→ **Task directions**:
Transcribe the entries exactly; images are not part of the copy.

** Start Exercise data **

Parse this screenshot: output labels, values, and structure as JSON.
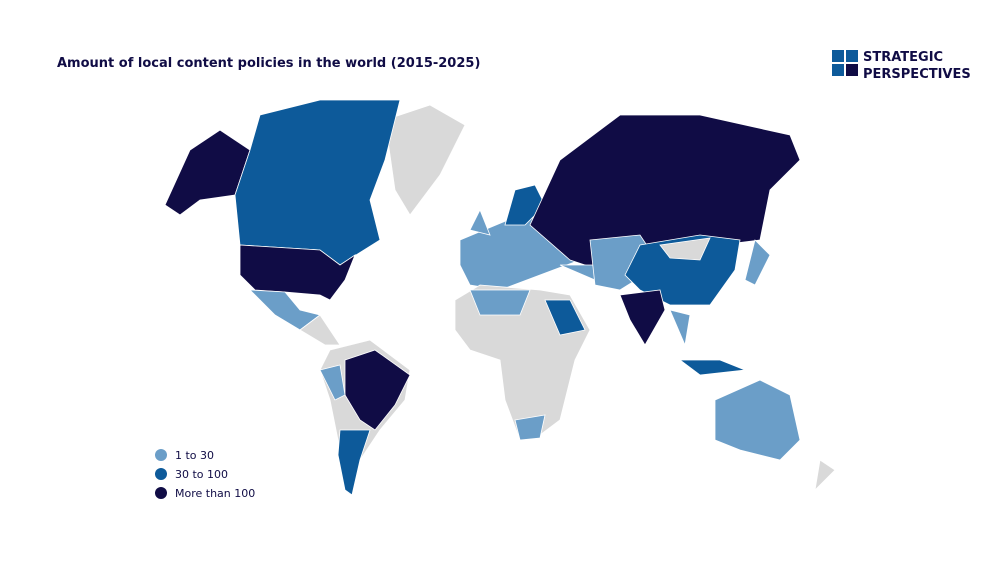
{
  "header": {
    "title": "Amount of local content policies in the world (2015-2025)"
  },
  "logo": {
    "lines": [
      "STRATEGIC",
      "PERSPECTIVES"
    ]
  },
  "legend": {
    "items": [
      {
        "label": "1 to 30",
        "color": "#6b9ec8"
      },
      {
        "label": "30 to 100",
        "color": "#0d5a9a"
      },
      {
        "label": "More than 100",
        "color": "#100c45"
      }
    ]
  }
}
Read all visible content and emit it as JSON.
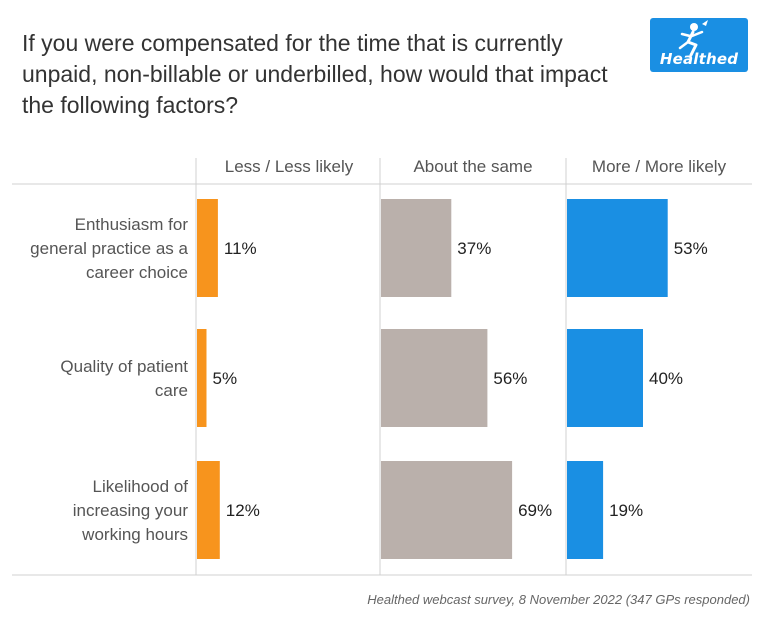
{
  "title": "If you were compensated for the time that is currently unpaid, non-billable or underbilled, how would that impact the following factors?",
  "logo": {
    "text": "Healthed",
    "icon": "runner-figure-icon",
    "color": "#1a8fe3"
  },
  "source": "Healthed webcast survey, 8 November 2022 (347 GPs responded)",
  "chart_data": {
    "type": "bar",
    "orientation": "horizontal",
    "layout": "small-multiples",
    "categories": [
      [
        "Enthusiasm for",
        "general practice as a",
        "career choice"
      ],
      [
        "Quality of patient",
        "care"
      ],
      [
        "Likelihood of",
        "increasing your",
        "working hours"
      ]
    ],
    "series": [
      {
        "name": "Less / Less likely",
        "values": [
          11,
          5,
          12
        ],
        "color": "#f7941d"
      },
      {
        "name": "About the same",
        "values": [
          37,
          56,
          69
        ],
        "color": "#bab0ab"
      },
      {
        "name": "More / More likely",
        "values": [
          53,
          40,
          19
        ],
        "color": "#1a8fe3"
      }
    ],
    "value_suffix": "%",
    "xlim": [
      0,
      100
    ],
    "grid": false
  }
}
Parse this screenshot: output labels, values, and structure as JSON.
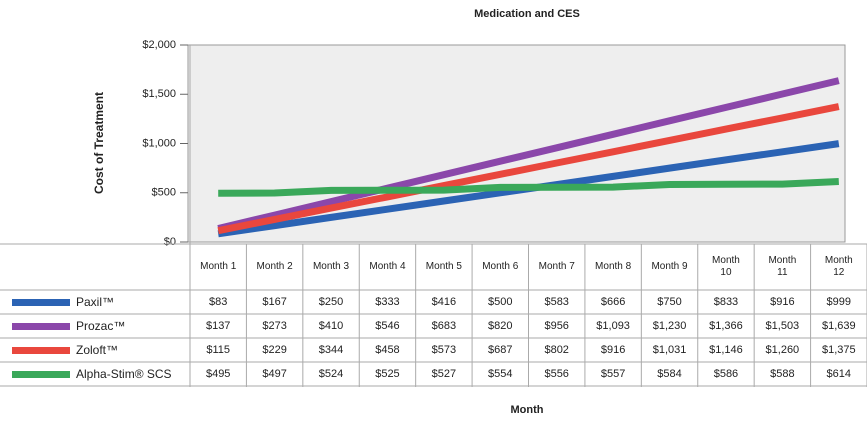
{
  "chart_data": {
    "type": "line",
    "title": "Medication and CES",
    "x_label": "Month",
    "y_label": "Cost of Treatment",
    "categories": [
      "Month 1",
      "Month 2",
      "Month 3",
      "Month 4",
      "Month 5",
      "Month 6",
      "Month 7",
      "Month 8",
      "Month 9",
      "Month 10",
      "Month 11",
      "Month 12"
    ],
    "ylim": [
      0,
      2000
    ],
    "yticks": [
      {
        "value": 0,
        "label": "$0"
      },
      {
        "value": 500,
        "label": "$500"
      },
      {
        "value": 1000,
        "label": "$1,000"
      },
      {
        "value": 1500,
        "label": "$1,500"
      },
      {
        "value": 2000,
        "label": "$2,000"
      }
    ],
    "series": [
      {
        "name": "Paxil™",
        "color": "#2b63b4",
        "values": [
          83,
          167,
          250,
          333,
          416,
          500,
          583,
          666,
          750,
          833,
          916,
          999
        ],
        "value_labels": [
          "$83",
          "$167",
          "$250",
          "$333",
          "$416",
          "$500",
          "$583",
          "$666",
          "$750",
          "$833",
          "$916",
          "$999"
        ]
      },
      {
        "name": "Prozac™",
        "color": "#8b47aa",
        "values": [
          137,
          273,
          410,
          546,
          683,
          820,
          956,
          1093,
          1230,
          1366,
          1503,
          1639
        ],
        "value_labels": [
          "$137",
          "$273",
          "$410",
          "$546",
          "$683",
          "$820",
          "$956",
          "$1,093",
          "$1,230",
          "$1,366",
          "$1,503",
          "$1,639"
        ]
      },
      {
        "name": "Zoloft™",
        "color": "#e9473d",
        "values": [
          115,
          229,
          344,
          458,
          573,
          687,
          802,
          916,
          1031,
          1146,
          1260,
          1375
        ],
        "value_labels": [
          "$115",
          "$229",
          "$344",
          "$458",
          "$573",
          "$687",
          "$802",
          "$916",
          "$1,031",
          "$1,146",
          "$1,260",
          "$1,375"
        ]
      },
      {
        "name": "Alpha-Stim® SCS",
        "color": "#3aa85a",
        "values": [
          495,
          497,
          524,
          525,
          527,
          554,
          556,
          557,
          584,
          586,
          588,
          614
        ],
        "value_labels": [
          "$495",
          "$497",
          "$524",
          "$525",
          "$527",
          "$554",
          "$556",
          "$557",
          "$584",
          "$586",
          "$588",
          "$614"
        ]
      }
    ]
  }
}
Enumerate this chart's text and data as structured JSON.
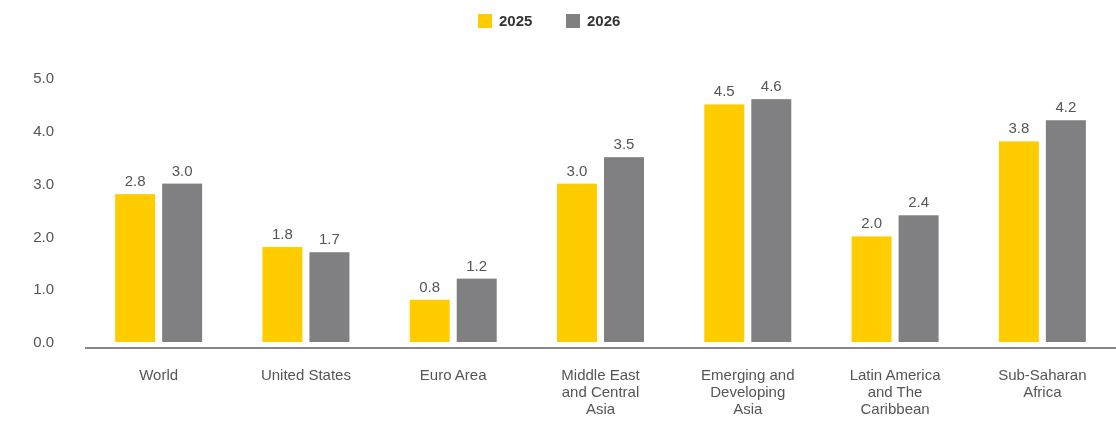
{
  "chart_data": {
    "type": "bar",
    "categories": [
      "World",
      "United States",
      "Euro Area",
      "Middle East and Central Asia",
      "Emerging and Developing Asia",
      "Latin America and The Caribbean",
      "Sub-Saharan Africa"
    ],
    "series": [
      {
        "name": "2025",
        "color": "#ffcc00",
        "values": [
          2.8,
          1.8,
          0.8,
          3.0,
          4.5,
          2.0,
          3.8
        ],
        "value_labels": [
          "2.8",
          "1.8",
          "0.8",
          "3.0",
          "4.5",
          "2.0",
          "3.8"
        ]
      },
      {
        "name": "2026",
        "color": "#808083",
        "values": [
          3.0,
          1.7,
          1.2,
          3.5,
          4.6,
          2.4,
          4.2
        ],
        "value_labels": [
          "3.0",
          "1.7",
          "1.2",
          "3.5",
          "4.6",
          "2.4",
          "4.2"
        ]
      }
    ],
    "ylim": [
      0,
      5
    ],
    "yticks": [
      {
        "value": 0,
        "label": "0.0"
      },
      {
        "value": 1,
        "label": "1.0"
      },
      {
        "value": 2,
        "label": "2.0"
      },
      {
        "value": 3,
        "label": "3.0"
      },
      {
        "value": 4,
        "label": "4.0"
      },
      {
        "value": 5,
        "label": "5.0"
      }
    ],
    "legend": "top",
    "grid": false
  }
}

** End Exercise data **

→ **The solution**:
Parse this screenshot: output labels, values, and structure as JSON.
{
  "header": {
    "title": "Amount of local content policies in the world (2015-2025)"
  },
  "logo": {
    "lines": [
      "STRATEGIC",
      "PERSPECTIVES"
    ]
  },
  "legend": {
    "items": [
      {
        "label": "1 to 30",
        "color": "#6b9ec8"
      },
      {
        "label": "30 to 100",
        "color": "#0d5a9a"
      },
      {
        "label": "More than 100",
        "color": "#100c45"
      }
    ]
  }
}
Read all visible content and emit it as JSON.
{
  "title": "If you were compensated for the time that is currently unpaid, non-billable or underbilled, how would that impact the following factors?",
  "logo": {
    "text": "Healthed",
    "icon": "runner-figure-icon",
    "color": "#1a8fe3"
  },
  "source": "Healthed webcast survey, 8 November 2022 (347 GPs responded)",
  "chart_data": {
    "type": "bar",
    "orientation": "horizontal",
    "layout": "small-multiples",
    "categories": [
      [
        "Enthusiasm for",
        "general practice as a",
        "career choice"
      ],
      [
        "Quality of patient",
        "care"
      ],
      [
        "Likelihood of",
        "increasing your",
        "working hours"
      ]
    ],
    "series": [
      {
        "name": "Less / Less likely",
        "values": [
          11,
          5,
          12
        ],
        "color": "#f7941d"
      },
      {
        "name": "About the same",
        "values": [
          37,
          56,
          69
        ],
        "color": "#bab0ab"
      },
      {
        "name": "More / More likely",
        "values": [
          53,
          40,
          19
        ],
        "color": "#1a8fe3"
      }
    ],
    "value_suffix": "%",
    "xlim": [
      0,
      100
    ],
    "grid": false
  }
}
Parse this screenshot: output labels, values, and structure as JSON.
{
  "chart_data": {
    "type": "line",
    "title": "Medication and CES",
    "x_label": "Month",
    "y_label": "Cost of Treatment",
    "categories": [
      "Month 1",
      "Month 2",
      "Month 3",
      "Month 4",
      "Month 5",
      "Month 6",
      "Month 7",
      "Month 8",
      "Month 9",
      "Month 10",
      "Month 11",
      "Month 12"
    ],
    "ylim": [
      0,
      2000
    ],
    "yticks": [
      {
        "value": 0,
        "label": "$0"
      },
      {
        "value": 500,
        "label": "$500"
      },
      {
        "value": 1000,
        "label": "$1,000"
      },
      {
        "value": 1500,
        "label": "$1,500"
      },
      {
        "value": 2000,
        "label": "$2,000"
      }
    ],
    "series": [
      {
        "name": "Paxil™",
        "color": "#2b63b4",
        "values": [
          83,
          167,
          250,
          333,
          416,
          500,
          583,
          666,
          750,
          833,
          916,
          999
        ],
        "value_labels": [
          "$83",
          "$167",
          "$250",
          "$333",
          "$416",
          "$500",
          "$583",
          "$666",
          "$750",
          "$833",
          "$916",
          "$999"
        ]
      },
      {
        "name": "Prozac™",
        "color": "#8b47aa",
        "values": [
          137,
          273,
          410,
          546,
          683,
          820,
          956,
          1093,
          1230,
          1366,
          1503,
          1639
        ],
        "value_labels": [
          "$137",
          "$273",
          "$410",
          "$546",
          "$683",
          "$820",
          "$956",
          "$1,093",
          "$1,230",
          "$1,366",
          "$1,503",
          "$1,639"
        ]
      },
      {
        "name": "Zoloft™",
        "color": "#e9473d",
        "values": [
          115,
          229,
          344,
          458,
          573,
          687,
          802,
          916,
          1031,
          1146,
          1260,
          1375
        ],
        "value_labels": [
          "$115",
          "$229",
          "$344",
          "$458",
          "$573",
          "$687",
          "$802",
          "$916",
          "$1,031",
          "$1,146",
          "$1,260",
          "$1,375"
        ]
      },
      {
        "name": "Alpha-Stim® SCS",
        "color": "#3aa85a",
        "values": [
          495,
          497,
          524,
          525,
          527,
          554,
          556,
          557,
          584,
          586,
          588,
          614
        ],
        "value_labels": [
          "$495",
          "$497",
          "$524",
          "$525",
          "$527",
          "$554",
          "$556",
          "$557",
          "$584",
          "$586",
          "$588",
          "$614"
        ]
      }
    ]
  }
}
Enumerate this chart's text and data as structured JSON.
{
  "chart_data": {
    "type": "bar",
    "categories": [
      "World",
      "United States",
      "Euro Area",
      "Middle East and Central Asia",
      "Emerging and Developing Asia",
      "Latin America and The Caribbean",
      "Sub-Saharan Africa"
    ],
    "series": [
      {
        "name": "2025",
        "color": "#ffcc00",
        "values": [
          2.8,
          1.8,
          0.8,
          3.0,
          4.5,
          2.0,
          3.8
        ],
        "value_labels": [
          "2.8",
          "1.8",
          "0.8",
          "3.0",
          "4.5",
          "2.0",
          "3.8"
        ]
      },
      {
        "name": "2026",
        "color": "#808083",
        "values": [
          3.0,
          1.7,
          1.2,
          3.5,
          4.6,
          2.4,
          4.2
        ],
        "value_labels": [
          "3.0",
          "1.7",
          "1.2",
          "3.5",
          "4.6",
          "2.4",
          "4.2"
        ]
      }
    ],
    "ylim": [
      0,
      5
    ],
    "yticks": [
      {
        "value": 0,
        "label": "0.0"
      },
      {
        "value": 1,
        "label": "1.0"
      },
      {
        "value": 2,
        "label": "2.0"
      },
      {
        "value": 3,
        "label": "3.0"
      },
      {
        "value": 4,
        "label": "4.0"
      },
      {
        "value": 5,
        "label": "5.0"
      }
    ],
    "legend": "top",
    "grid": false
  }
}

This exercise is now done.